_Written instruction_
Go through the material below, count the lines with the word "отделения", and reply with the count alone.
>>
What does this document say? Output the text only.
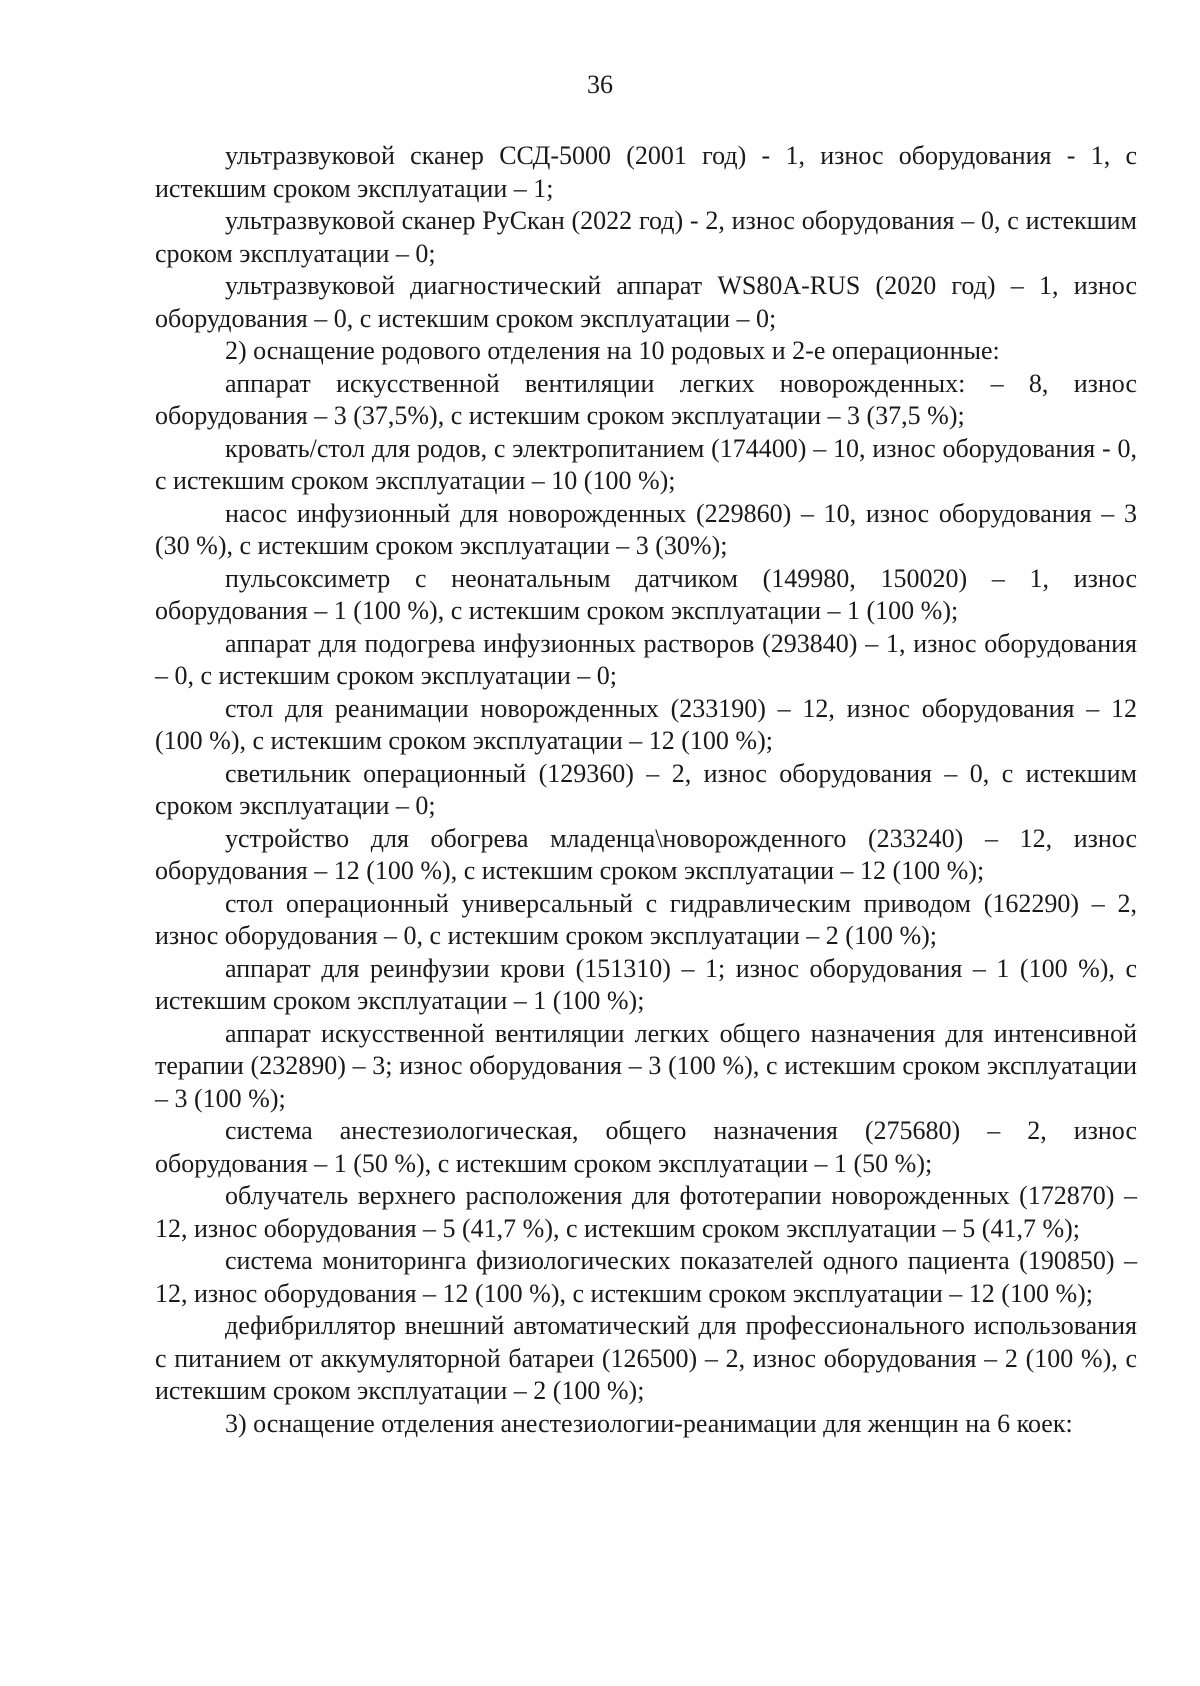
36

ультразвуковой сканер ССД-5000 (2001 год) - 1, износ оборудования - 1, с истекшим сроком эксплуатации – 1;

ультразвуковой сканер РуСкан (2022 год) - 2, износ оборудования – 0, с истекшим сроком эксплуатации – 0;

ультразвуковой диагностический аппарат WS80A-RUS (2020 год) – 1, износ оборудования – 0, с истекшим сроком эксплуатации – 0;

2) оснащение родового отделения на 10 родовых и 2-е операционные:

аппарат искусственной вентиляции легких новорожденных: – 8, износ оборудования – 3 (37,5%), с истекшим сроком эксплуатации – 3 (37,5 %);

кровать/стол для родов, с электропитанием (174400) – 10, износ оборудования - 0, с истекшим сроком эксплуатации – 10 (100 %);

насос инфузионный для новорожденных (229860) – 10, износ оборудования – 3 (30 %), с истекшим сроком эксплуатации – 3 (30%);

пульсоксиметр с неонатальным датчиком (149980, 150020) – 1, износ оборудования – 1 (100 %), с истекшим сроком эксплуатации – 1 (100 %);

аппарат для подогрева инфузионных растворов (293840) – 1, износ оборудования – 0, с истекшим сроком эксплуатации – 0;

стол для реанимации новорожденных (233190) – 12, износ оборудования – 12 (100 %), с истекшим сроком эксплуатации – 12 (100 %);

светильник операционный (129360) – 2, износ оборудования – 0, с истекшим сроком эксплуатации – 0;

устройство для обогрева младенца\новорожденного (233240) – 12, износ оборудования – 12 (100 %), с истекшим сроком эксплуатации – 12 (100 %);

стол операционный универсальный с гидравлическим приводом (162290) – 2, износ оборудования – 0, с истекшим сроком эксплуатации – 2 (100 %);

аппарат для реинфузии крови (151310) – 1; износ оборудования – 1 (100 %), с истекшим сроком эксплуатации – 1 (100 %);

аппарат искусственной вентиляции легких общего назначения для интенсивной терапии (232890) – 3; износ оборудования – 3 (100 %), с истекшим сроком эксплуатации – 3 (100 %);

система анестезиологическая, общего назначения (275680) – 2, износ оборудования – 1 (50 %), с истекшим сроком эксплуатации – 1 (50 %);

облучатель верхнего расположения для фототерапии новорожденных (172870) – 12, износ оборудования – 5 (41,7 %), с истекшим сроком эксплуатации – 5 (41,7 %);

система мониторинга физиологических показателей одного пациента (190850) – 12, износ оборудования – 12 (100 %), с истекшим сроком эксплуатации – 12 (100 %);

дефибриллятор внешний автоматический для профессионального использования с питанием от аккумуляторной батареи (126500) – 2, износ оборудования – 2 (100 %), с истекшим сроком эксплуатации – 2 (100 %);

3) оснащение отделения анестезиологии-реанимации для женщин на 6 коек:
<<
_Full answer_
2